(Extracted data entries)
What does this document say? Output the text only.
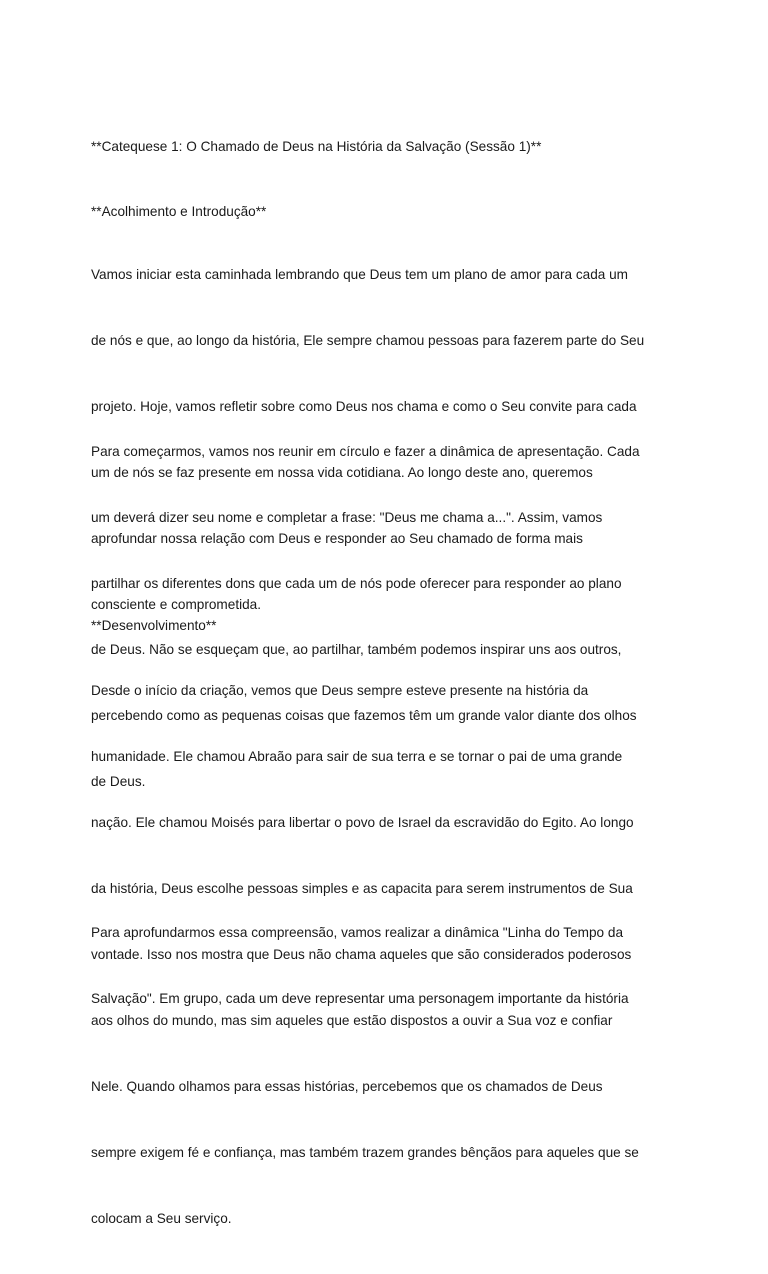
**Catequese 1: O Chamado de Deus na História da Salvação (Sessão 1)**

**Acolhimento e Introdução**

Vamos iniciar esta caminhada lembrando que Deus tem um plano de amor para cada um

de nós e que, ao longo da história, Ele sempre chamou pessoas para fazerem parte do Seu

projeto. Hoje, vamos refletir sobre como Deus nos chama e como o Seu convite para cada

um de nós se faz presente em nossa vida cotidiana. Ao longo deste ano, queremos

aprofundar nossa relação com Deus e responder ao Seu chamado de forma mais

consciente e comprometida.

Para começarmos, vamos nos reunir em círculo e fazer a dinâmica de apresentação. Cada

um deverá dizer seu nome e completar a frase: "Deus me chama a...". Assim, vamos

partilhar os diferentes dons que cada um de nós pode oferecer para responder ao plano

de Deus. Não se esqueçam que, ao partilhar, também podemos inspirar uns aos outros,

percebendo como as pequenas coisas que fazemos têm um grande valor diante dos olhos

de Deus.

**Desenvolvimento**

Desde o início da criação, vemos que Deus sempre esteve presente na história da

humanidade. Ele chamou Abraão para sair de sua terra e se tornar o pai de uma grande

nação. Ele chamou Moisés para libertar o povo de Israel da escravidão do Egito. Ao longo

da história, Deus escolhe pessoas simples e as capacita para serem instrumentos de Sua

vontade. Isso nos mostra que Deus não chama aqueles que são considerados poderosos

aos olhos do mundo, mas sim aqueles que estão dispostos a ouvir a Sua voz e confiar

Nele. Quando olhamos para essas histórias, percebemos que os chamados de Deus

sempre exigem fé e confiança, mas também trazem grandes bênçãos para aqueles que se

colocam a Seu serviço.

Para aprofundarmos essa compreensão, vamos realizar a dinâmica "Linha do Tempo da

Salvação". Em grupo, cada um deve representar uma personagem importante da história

TASK OBJECTIVE:
Print every entry above again without changing a word, and omit the pictures.

COMPLETE OUTPUT:
What does this document say? Output the text only.
**Catequese 1: O Chamado de Deus na História da Salvação (Sessão 1)**

**Acolhimento e Introdução**

Vamos iniciar esta caminhada lembrando que Deus tem um plano de amor para cada um

de nós e que, ao longo da história, Ele sempre chamou pessoas para fazerem parte do Seu

projeto. Hoje, vamos refletir sobre como Deus nos chama e como o Seu convite para cada

um de nós se faz presente em nossa vida cotidiana. Ao longo deste ano, queremos

aprofundar nossa relação com Deus e responder ao Seu chamado de forma mais

consciente e comprometida.

Para começarmos, vamos nos reunir em círculo e fazer a dinâmica de apresentação. Cada

um deverá dizer seu nome e completar a frase: "Deus me chama a...". Assim, vamos

partilhar os diferentes dons que cada um de nós pode oferecer para responder ao plano

de Deus. Não se esqueçam que, ao partilhar, também podemos inspirar uns aos outros,

percebendo como as pequenas coisas que fazemos têm um grande valor diante dos olhos

de Deus.

**Desenvolvimento**

Desde o início da criação, vemos que Deus sempre esteve presente na história da

humanidade. Ele chamou Abraão para sair de sua terra e se tornar o pai de uma grande

nação. Ele chamou Moisés para libertar o povo de Israel da escravidão do Egito. Ao longo

da história, Deus escolhe pessoas simples e as capacita para serem instrumentos de Sua

vontade. Isso nos mostra que Deus não chama aqueles que são considerados poderosos

aos olhos do mundo, mas sim aqueles que estão dispostos a ouvir a Sua voz e confiar

Nele. Quando olhamos para essas histórias, percebemos que os chamados de Deus

sempre exigem fé e confiança, mas também trazem grandes bênçãos para aqueles que se

colocam a Seu serviço.

Para aprofundarmos essa compreensão, vamos realizar a dinâmica "Linha do Tempo da

Salvação". Em grupo, cada um deve representar uma personagem importante da história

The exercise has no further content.